Given task —
Print the entries that appear below, exactly as written and without their pictures.
-- start The input --
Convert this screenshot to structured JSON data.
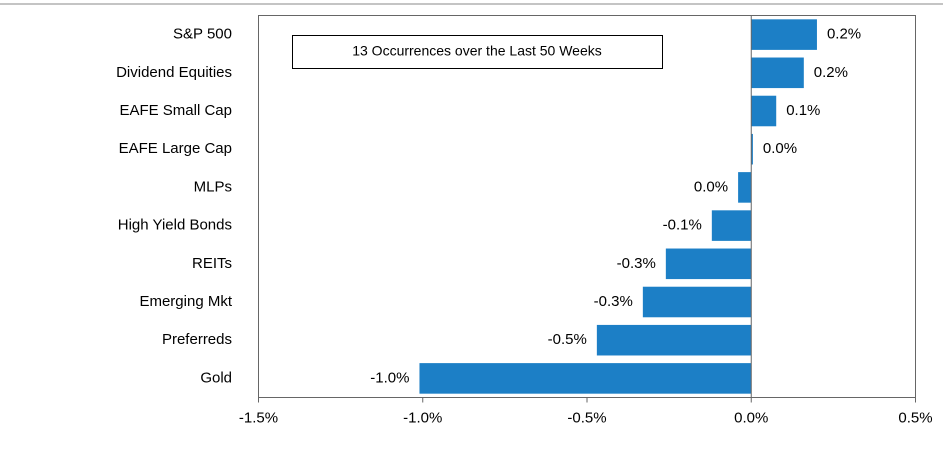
{
  "chart_data": {
    "type": "barh",
    "annotation": "13 Occurrences over the Last 50 Weeks",
    "categories": [
      "S&P 500",
      "Dividend Equities",
      "EAFE Small Cap",
      "EAFE Large Cap",
      "MLPs",
      "High Yield Bonds",
      "REITs",
      "Emerging Mkt",
      "Preferreds",
      "Gold"
    ],
    "values": [
      0.2,
      0.16,
      0.076,
      0.005,
      -0.04,
      -0.12,
      -0.26,
      -0.33,
      -0.47,
      -1.01
    ],
    "value_labels": [
      "0.2%",
      "0.2%",
      "0.1%",
      "0.0%",
      "0.0%",
      "-0.1%",
      "-0.3%",
      "-0.3%",
      "-0.5%",
      "-1.0%"
    ],
    "color": "#1c7fc6",
    "xlim": [
      -1.5,
      0.5
    ],
    "xticks": [
      {
        "value": -1.5,
        "label": "-1.5%"
      },
      {
        "value": -1.0,
        "label": "-1.0%"
      },
      {
        "value": -0.5,
        "label": "-0.5%"
      },
      {
        "value": 0.0,
        "label": "0.0%"
      },
      {
        "value": 0.5,
        "label": "0.5%"
      }
    ],
    "grid": false
  }
}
-- end The input --
Problem solution —
Convert this screenshot to structured JSON data.
{
  "chart_data": {
    "type": "barh",
    "annotation": "13 Occurrences over the Last 50 Weeks",
    "categories": [
      "S&P 500",
      "Dividend Equities",
      "EAFE Small Cap",
      "EAFE Large Cap",
      "MLPs",
      "High Yield Bonds",
      "REITs",
      "Emerging Mkt",
      "Preferreds",
      "Gold"
    ],
    "values": [
      0.2,
      0.16,
      0.076,
      0.005,
      -0.04,
      -0.12,
      -0.26,
      -0.33,
      -0.47,
      -1.01
    ],
    "value_labels": [
      "0.2%",
      "0.2%",
      "0.1%",
      "0.0%",
      "0.0%",
      "-0.1%",
      "-0.3%",
      "-0.3%",
      "-0.5%",
      "-1.0%"
    ],
    "color": "#1c7fc6",
    "xlim": [
      -1.5,
      0.5
    ],
    "xticks": [
      {
        "value": -1.5,
        "label": "-1.5%"
      },
      {
        "value": -1.0,
        "label": "-1.0%"
      },
      {
        "value": -0.5,
        "label": "-0.5%"
      },
      {
        "value": 0.0,
        "label": "0.0%"
      },
      {
        "value": 0.5,
        "label": "0.5%"
      }
    ],
    "grid": false
  }
}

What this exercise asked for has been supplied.